Luciano Martins
Jornalistas que ingressaram na profissão em plena ditadura no Brasil compõem uma geração muito especial. Além de terem desenvolvido suas carreiras sob o peso da censura, fato que em si exigiu o aprendizado de táticas especiais de obtenção de notícias, muitas vezes cobertas pelo sigilo de Estado, viram-se diante da maior sucessão de mudanças tecnológicas de que se tem notícia desde a invenção do telégrafo.
Aliás, muitos de nós chegamos a nos comunicar com as redações, de lugares remotos, a partir de um telegrama curto: “liberar linha para mim às 19 horas”, por exemplo.
Eventualmente, tivemos que aprender a escrever reportagens e entrevistas diretamente do aparelho de telex, que não tinha acentuação. “Será” tinha que ser escrito “serah”. O pessoal da revisão sabia como interpretar aqueles hieróglifos.
Os fotógrafos tinham que revelar seus filmes em laboratórios portáteis e fazer uma pré-seleção do material porque não era possível transmitir tudo que tinha sido registrado.
Depois, repentinamente, as ruidosas máquinas de datilografia foram substituídas pelo computador, e então veio a Internet.

CONTEÚDO DOS DADOS:
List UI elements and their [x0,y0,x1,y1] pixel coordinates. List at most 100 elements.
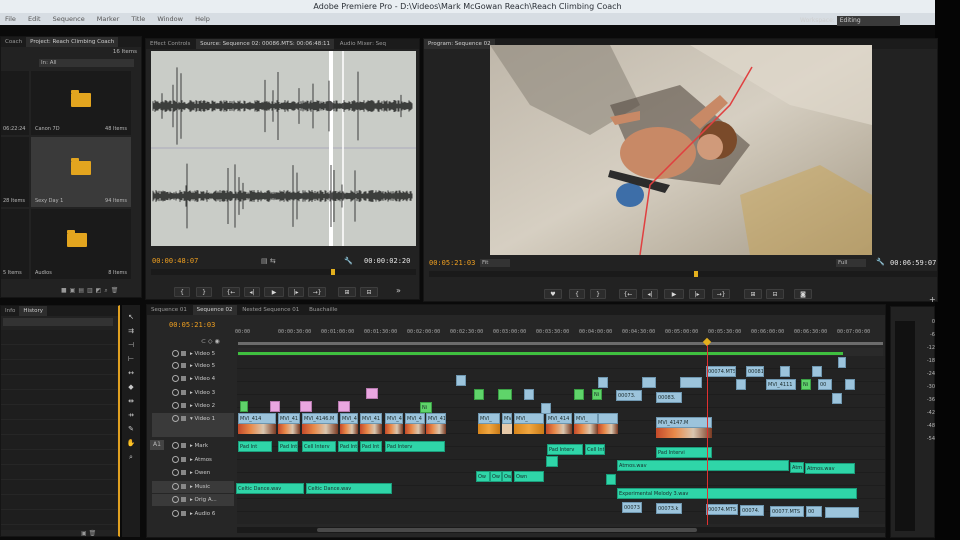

EXERCÍCIOS PROPOSTOS:
[1] Troque "telex" por "teletipo" ao reescrever o texto sobre jornalismo na ditadura entre "Aliás, muitos de" e "veio a Internet.", inclusive.
[2] Prossiga com o texto sobre jornalismo na ditadura a partir da última frase apresentada.
Os dados são um material independente do texto.

RESPOSTAS POR TAREFA:
[1]
Aliás, muitos de nós chegamos a nos comunicar com as redações, de lugares remotos, a partir de um telegrama curto: “liberar linha para mim às 19 horas”, por exemplo.
Eventualmente, tivemos que aprender a escrever reportagens e entrevistas diretamente do aparelho de teletipo, que não tinha acentuação. “Será” tinha que ser escrito “serah”. O pessoal da revisão sabia como interpretar aqueles hieróglifos.
Os fotógrafos tinham que revelar seus filmes em laboratórios portáteis e fazer uma pré-seleção do material porque não era possível transmitir tudo que tinha sido registrado.
Depois, repentinamente, as ruidosas máquinas de datilografia foram substituídas pelo computador, e então veio a Internet.

[2]
Mas não foram esses os únicos desafios: à medida em que a ditadura entrava em declínio, precisamos também aprender a lidar com a crescente complexidade da sociedade brasileira, suas empresas, sua política, o grande leque de possibilidades que se abria com a redemocratização e a modernidade.
Tive o privilégio de cumprir essa jornada, na qual me coube migrar da reportagem policial para a política, com passagens por economia, educação, questões urbanas, e daí para a edição, até que me coube fazer o projeto de um dos primeiros portais da web, quando ainda nem havia sido inventado o navegador: eram apenas as palavras, sem imagens, em linhas nas quais se misturavam notícias, opiniões e mensagens pessoais.
Quando me dei conta de que os espaços se tornavam estreitos demais, deixei a redação. Tornei-me executivo de empresas, especializei-me em sustentabilidade, retomando a militância ambientalista da juventude, já agora organizada com uma temporada de pesquisas na FGV, virei publisher da minha própria revista e nesse período atuei muitos anos como analista de imprensa.
Finalmente, um dia fiz o que jornalistas e advogados não costumam fazer: aposentei-me, acreditando que viveria o resto do meu tempo mergulhado em literatura, teatro, cinema.
Mas um velho amigo teve essa ideia instigante: juntar duas dezenas de jornalistas de variadas experiências e convencê-los a voltar à lide.
Cá estamos, com nossas mentes treinadas em fazer perguntas que incomodam, buscar respostas que não estão nos comunicados oficiais, investigar as razões ocultas dos fatos que interessam à sociedade, e, principalmente, estimular nas pessoas que nos honram com sua audiência e sua leitura uma curiosidade mais exigente.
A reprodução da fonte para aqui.